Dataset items
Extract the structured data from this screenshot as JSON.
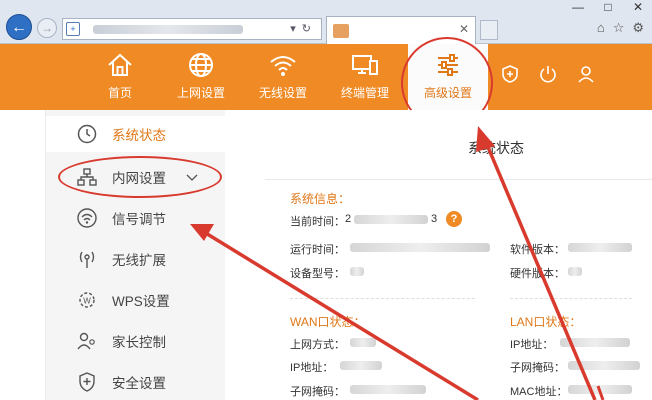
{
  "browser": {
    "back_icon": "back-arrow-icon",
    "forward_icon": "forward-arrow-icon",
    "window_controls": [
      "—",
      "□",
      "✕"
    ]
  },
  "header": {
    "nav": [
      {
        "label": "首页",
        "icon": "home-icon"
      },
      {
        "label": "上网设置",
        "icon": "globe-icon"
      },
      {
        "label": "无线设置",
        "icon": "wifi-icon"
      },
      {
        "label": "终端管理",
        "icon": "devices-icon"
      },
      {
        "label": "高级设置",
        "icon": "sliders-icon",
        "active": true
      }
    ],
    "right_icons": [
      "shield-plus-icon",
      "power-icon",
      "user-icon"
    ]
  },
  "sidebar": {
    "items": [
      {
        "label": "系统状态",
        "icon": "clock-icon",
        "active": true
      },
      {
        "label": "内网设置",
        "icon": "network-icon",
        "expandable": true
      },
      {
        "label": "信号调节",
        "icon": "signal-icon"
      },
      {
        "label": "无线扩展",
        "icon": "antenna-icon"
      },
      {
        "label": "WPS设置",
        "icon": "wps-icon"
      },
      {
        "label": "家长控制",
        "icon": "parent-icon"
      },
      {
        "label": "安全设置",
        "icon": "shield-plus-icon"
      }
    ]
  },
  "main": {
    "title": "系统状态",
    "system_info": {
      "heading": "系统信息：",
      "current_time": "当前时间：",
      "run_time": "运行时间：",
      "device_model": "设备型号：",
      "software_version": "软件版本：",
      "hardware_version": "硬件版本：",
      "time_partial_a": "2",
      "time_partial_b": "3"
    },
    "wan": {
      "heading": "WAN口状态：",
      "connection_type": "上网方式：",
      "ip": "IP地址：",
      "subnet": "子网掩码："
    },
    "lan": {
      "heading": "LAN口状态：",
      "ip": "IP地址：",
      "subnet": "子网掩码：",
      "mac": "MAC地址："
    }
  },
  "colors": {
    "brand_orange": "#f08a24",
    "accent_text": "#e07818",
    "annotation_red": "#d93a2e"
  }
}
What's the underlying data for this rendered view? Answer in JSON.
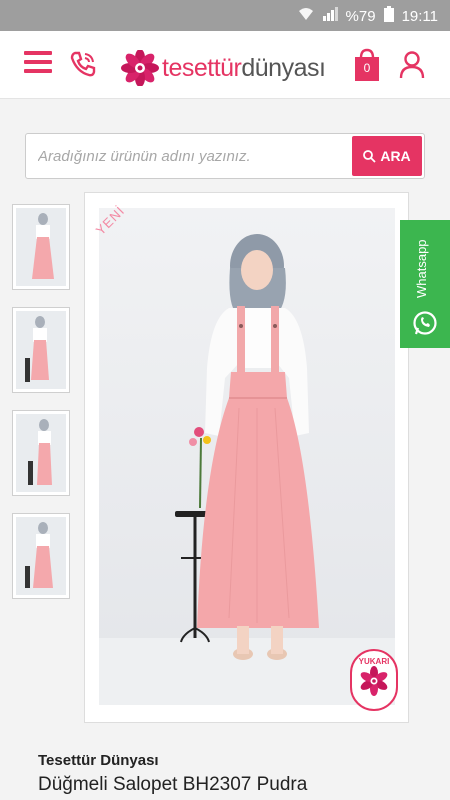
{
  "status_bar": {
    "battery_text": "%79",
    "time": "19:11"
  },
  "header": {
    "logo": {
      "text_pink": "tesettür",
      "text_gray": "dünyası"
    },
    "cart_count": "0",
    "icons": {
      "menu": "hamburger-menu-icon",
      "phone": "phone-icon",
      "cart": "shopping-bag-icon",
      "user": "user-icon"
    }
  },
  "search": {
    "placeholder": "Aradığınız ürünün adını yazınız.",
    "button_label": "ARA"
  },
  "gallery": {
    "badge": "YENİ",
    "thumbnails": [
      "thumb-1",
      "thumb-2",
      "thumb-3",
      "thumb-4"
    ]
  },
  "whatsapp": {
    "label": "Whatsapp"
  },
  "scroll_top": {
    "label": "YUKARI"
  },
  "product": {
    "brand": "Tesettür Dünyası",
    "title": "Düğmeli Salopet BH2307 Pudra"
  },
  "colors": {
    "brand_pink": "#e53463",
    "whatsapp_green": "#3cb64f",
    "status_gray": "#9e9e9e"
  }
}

(Exercise details)
Among the records above, how many lines carry the string "shield"? Reply with the number alone.

(Complete output)
2